[Dataset records]
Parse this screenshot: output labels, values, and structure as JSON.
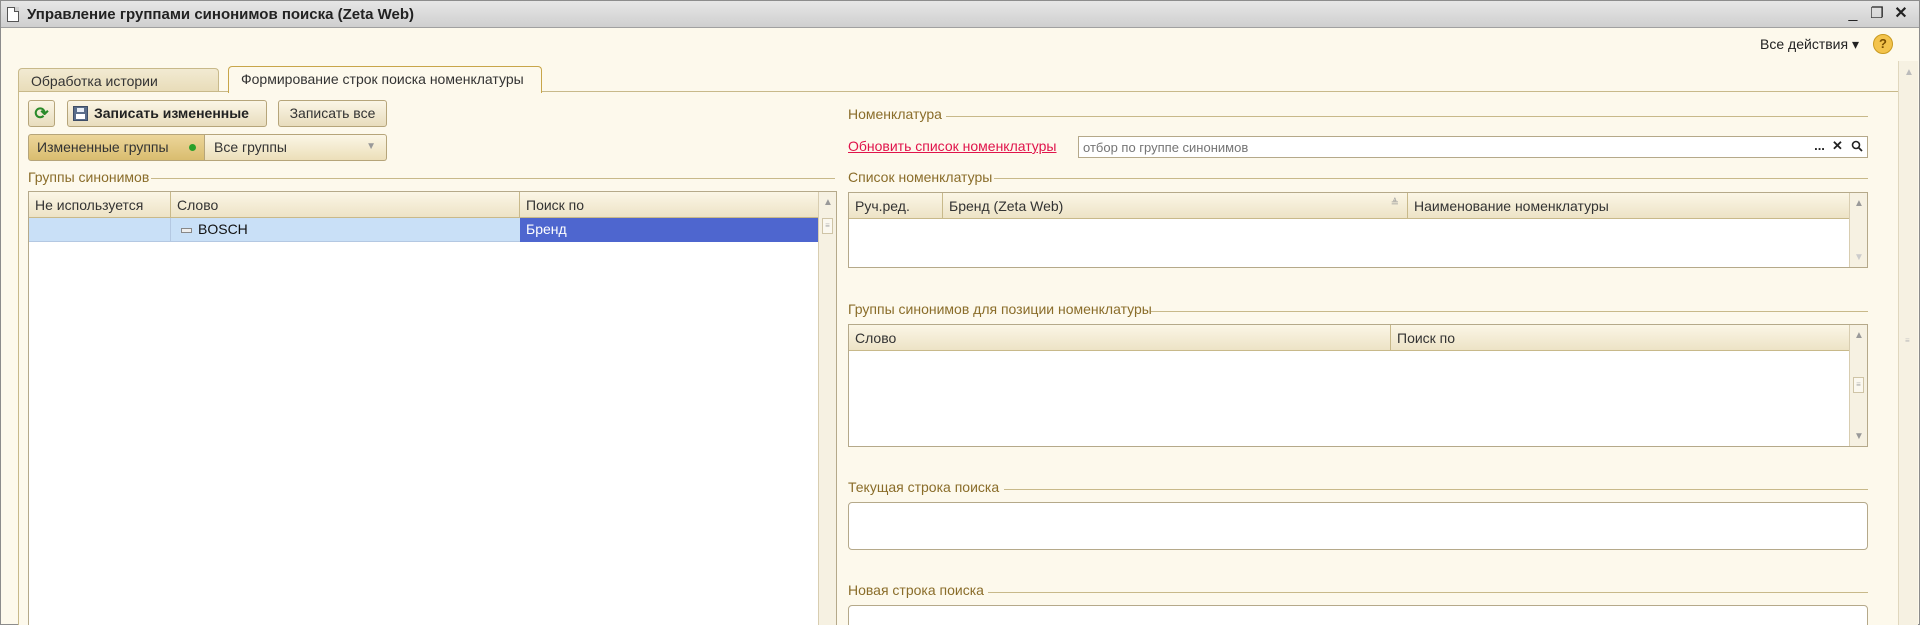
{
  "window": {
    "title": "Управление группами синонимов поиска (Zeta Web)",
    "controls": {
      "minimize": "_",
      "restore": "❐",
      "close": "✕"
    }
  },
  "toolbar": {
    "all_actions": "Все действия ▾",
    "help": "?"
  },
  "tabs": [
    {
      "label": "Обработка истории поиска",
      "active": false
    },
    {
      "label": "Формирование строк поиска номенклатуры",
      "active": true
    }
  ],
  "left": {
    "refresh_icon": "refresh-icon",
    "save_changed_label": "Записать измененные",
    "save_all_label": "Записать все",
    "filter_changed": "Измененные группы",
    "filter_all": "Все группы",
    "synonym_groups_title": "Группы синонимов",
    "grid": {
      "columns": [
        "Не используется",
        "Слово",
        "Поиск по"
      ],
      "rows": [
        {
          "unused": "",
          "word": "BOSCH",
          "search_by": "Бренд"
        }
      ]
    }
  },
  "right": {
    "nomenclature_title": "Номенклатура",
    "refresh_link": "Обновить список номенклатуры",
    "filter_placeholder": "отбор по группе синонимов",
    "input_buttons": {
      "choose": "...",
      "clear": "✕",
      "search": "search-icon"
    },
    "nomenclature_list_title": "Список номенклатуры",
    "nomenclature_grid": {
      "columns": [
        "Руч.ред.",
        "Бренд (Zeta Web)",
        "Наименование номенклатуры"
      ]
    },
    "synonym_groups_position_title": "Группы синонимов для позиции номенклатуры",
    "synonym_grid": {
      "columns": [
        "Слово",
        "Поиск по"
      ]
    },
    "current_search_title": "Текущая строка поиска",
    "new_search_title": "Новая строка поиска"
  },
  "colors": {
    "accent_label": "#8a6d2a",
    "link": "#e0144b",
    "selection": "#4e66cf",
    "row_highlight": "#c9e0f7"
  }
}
* * *
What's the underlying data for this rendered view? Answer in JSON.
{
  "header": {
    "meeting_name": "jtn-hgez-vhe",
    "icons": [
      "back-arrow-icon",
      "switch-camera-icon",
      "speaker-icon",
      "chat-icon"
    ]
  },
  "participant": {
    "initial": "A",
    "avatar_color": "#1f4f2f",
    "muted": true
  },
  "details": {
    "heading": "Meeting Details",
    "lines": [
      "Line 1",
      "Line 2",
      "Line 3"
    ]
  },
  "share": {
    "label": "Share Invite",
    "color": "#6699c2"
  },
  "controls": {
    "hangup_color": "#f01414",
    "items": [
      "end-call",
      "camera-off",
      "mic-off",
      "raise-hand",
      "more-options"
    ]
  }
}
---
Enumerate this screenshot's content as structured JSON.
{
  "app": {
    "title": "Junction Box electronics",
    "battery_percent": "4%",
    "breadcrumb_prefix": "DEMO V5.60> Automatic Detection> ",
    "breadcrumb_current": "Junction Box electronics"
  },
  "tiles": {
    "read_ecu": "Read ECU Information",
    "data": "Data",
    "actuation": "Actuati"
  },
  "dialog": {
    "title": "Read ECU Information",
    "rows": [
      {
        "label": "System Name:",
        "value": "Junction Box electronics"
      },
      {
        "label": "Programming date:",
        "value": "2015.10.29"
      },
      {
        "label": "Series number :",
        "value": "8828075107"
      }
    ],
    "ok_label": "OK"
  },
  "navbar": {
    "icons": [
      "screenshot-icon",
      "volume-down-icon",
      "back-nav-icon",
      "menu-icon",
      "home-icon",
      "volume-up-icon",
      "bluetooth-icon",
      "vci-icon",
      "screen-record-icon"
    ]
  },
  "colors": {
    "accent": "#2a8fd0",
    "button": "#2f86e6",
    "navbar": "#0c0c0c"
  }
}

» PROBLEM TO WORK ON
Copy out each line of the listing that holds "Записать".

» OUTPUT OF THE TASK
    "save_changed_label": "Записать измененные",
    "save_all_label": "Записать все",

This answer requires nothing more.